## ENTRIES SUPPLIED
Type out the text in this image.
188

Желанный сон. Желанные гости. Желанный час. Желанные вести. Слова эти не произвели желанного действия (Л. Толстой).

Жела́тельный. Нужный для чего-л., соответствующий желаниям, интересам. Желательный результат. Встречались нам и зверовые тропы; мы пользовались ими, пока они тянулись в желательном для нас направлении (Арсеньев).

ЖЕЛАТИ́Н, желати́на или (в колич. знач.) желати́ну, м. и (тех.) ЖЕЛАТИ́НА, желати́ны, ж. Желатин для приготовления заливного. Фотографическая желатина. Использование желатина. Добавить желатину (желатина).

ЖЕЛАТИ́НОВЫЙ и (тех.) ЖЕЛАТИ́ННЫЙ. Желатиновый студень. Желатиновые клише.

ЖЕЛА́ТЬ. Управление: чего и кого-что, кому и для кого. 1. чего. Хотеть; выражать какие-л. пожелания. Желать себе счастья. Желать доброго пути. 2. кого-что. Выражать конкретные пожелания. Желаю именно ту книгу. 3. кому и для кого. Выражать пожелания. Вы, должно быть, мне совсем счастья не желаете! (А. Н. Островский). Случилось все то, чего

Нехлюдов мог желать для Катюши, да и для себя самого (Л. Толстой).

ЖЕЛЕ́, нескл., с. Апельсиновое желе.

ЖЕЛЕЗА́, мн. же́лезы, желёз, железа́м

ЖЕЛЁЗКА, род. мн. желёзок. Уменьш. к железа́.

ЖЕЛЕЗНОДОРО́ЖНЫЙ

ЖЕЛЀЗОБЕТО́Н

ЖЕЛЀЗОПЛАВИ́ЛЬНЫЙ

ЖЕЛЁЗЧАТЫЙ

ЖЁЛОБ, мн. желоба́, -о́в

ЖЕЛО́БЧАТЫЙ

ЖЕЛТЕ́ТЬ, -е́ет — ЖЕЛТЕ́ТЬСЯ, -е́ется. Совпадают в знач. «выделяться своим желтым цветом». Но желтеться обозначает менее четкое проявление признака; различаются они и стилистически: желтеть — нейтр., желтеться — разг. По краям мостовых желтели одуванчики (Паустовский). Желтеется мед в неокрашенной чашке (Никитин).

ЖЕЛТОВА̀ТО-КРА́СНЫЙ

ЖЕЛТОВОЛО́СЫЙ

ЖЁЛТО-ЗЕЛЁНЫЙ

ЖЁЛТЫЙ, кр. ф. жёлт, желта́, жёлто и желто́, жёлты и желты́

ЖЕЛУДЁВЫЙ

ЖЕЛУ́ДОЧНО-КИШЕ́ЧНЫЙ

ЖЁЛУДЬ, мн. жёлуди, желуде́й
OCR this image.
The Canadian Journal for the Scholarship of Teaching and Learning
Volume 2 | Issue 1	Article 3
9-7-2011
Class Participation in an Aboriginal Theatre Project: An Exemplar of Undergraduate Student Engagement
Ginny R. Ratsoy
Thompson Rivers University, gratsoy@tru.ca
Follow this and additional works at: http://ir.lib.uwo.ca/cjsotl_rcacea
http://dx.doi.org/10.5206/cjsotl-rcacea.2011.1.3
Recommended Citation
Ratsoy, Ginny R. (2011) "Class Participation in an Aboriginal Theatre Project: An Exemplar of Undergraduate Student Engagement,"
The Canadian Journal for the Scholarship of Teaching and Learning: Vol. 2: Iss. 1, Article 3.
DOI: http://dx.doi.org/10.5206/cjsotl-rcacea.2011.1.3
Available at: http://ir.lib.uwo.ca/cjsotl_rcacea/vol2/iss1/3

## GIVEN INSTRUCTION
Keep only the lines from the one containing "OCR this image." to the end of the entries, and repeat them exactly.

## SOLUTION
OCR this image.
The Canadian Journal for the Scholarship of Teaching and Learning
Volume 2 | Issue 1	Article 3
9-7-2011
Class Participation in an Aboriginal Theatre Project: An Exemplar of Undergraduate Student Engagement
Ginny R. Ratsoy
Thompson Rivers University, gratsoy@tru.ca
Follow this and additional works at: http://ir.lib.uwo.ca/cjsotl_rcacea
http://dx.doi.org/10.5206/cjsotl-rcacea.2011.1.3
Recommended Citation
Ratsoy, Ginny R. (2011) "Class Participation in an Aboriginal Theatre Project: An Exemplar of Undergraduate Student Engagement,"
The Canadian Journal for the Scholarship of Teaching and Learning: Vol. 2: Iss. 1, Article 3.
DOI: http://dx.doi.org/10.5206/cjsotl-rcacea.2011.1.3
Available at: http://ir.lib.uwo.ca/cjsotl_rcacea/vol2/iss1/3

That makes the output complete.